**EXERCISE REQUIREMENTS**
Look through the entries below and count the lines with the word "échéance" in them; give only the number.

** START OF DATA SECTION **

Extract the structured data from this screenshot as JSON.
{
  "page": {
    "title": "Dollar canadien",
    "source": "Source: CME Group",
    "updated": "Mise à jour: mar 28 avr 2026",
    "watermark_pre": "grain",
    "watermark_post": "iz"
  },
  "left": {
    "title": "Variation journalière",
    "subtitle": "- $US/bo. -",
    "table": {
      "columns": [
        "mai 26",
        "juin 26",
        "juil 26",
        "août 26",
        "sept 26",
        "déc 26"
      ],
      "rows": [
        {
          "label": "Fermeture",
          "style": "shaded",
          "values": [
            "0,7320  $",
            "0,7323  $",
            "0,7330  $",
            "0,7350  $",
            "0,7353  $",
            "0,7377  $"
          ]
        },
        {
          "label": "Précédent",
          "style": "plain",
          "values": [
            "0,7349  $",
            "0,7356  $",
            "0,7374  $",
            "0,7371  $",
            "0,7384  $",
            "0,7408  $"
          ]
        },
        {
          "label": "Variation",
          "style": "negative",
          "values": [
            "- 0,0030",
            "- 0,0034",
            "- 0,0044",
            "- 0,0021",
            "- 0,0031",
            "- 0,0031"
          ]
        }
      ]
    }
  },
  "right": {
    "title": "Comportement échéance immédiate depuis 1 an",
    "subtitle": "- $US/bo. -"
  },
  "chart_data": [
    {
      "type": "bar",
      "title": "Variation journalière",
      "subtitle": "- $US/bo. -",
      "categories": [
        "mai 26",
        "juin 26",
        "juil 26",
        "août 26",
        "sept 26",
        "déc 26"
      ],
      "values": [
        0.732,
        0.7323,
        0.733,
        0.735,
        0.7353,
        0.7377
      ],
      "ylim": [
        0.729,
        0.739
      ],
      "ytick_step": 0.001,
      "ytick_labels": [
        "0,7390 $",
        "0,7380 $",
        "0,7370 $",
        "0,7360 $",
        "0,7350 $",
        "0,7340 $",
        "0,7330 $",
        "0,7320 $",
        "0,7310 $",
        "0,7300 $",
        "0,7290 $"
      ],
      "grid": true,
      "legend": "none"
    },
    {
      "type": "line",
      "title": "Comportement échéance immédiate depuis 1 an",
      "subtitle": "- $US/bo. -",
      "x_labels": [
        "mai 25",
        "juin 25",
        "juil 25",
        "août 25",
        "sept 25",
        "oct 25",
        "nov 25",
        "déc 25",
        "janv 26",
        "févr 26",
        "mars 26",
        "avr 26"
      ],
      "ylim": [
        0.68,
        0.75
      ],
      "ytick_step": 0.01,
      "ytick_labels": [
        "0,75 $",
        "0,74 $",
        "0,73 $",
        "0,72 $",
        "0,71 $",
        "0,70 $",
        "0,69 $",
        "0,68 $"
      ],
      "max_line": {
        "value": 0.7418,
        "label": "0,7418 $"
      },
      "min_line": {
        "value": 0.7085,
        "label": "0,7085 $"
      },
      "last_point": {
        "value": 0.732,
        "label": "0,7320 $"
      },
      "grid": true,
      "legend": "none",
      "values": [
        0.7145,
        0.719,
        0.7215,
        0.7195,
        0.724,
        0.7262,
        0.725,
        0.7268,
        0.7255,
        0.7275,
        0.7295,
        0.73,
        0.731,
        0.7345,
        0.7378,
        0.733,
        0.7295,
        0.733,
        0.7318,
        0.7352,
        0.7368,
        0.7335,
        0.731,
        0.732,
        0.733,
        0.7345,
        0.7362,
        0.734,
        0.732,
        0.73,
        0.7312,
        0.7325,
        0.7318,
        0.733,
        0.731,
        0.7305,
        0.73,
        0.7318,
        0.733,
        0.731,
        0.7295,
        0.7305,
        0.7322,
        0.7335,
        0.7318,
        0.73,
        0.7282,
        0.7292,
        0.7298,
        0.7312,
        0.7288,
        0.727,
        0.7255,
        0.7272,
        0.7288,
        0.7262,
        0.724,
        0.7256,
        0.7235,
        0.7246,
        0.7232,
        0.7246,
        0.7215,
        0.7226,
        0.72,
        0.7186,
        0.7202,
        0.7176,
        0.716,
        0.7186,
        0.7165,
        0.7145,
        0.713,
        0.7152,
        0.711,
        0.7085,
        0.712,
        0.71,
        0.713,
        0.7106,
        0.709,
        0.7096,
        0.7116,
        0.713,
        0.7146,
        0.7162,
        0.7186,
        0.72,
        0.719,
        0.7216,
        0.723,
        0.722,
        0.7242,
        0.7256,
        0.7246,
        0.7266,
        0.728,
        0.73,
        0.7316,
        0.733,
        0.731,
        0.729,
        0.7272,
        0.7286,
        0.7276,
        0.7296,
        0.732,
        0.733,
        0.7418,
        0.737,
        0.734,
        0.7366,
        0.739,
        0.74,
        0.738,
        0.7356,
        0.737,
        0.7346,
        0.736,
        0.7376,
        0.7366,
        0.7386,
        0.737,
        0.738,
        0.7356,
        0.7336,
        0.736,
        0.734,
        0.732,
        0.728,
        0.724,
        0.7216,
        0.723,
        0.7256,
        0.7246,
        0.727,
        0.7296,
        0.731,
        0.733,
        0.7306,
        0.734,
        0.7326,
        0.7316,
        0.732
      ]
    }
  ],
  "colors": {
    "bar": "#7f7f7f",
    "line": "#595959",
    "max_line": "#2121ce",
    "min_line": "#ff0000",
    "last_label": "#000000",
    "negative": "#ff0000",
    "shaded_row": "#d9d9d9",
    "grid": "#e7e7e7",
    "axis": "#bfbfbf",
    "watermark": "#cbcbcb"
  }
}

** END OF DATA SECTION **

**THE RESULT**
2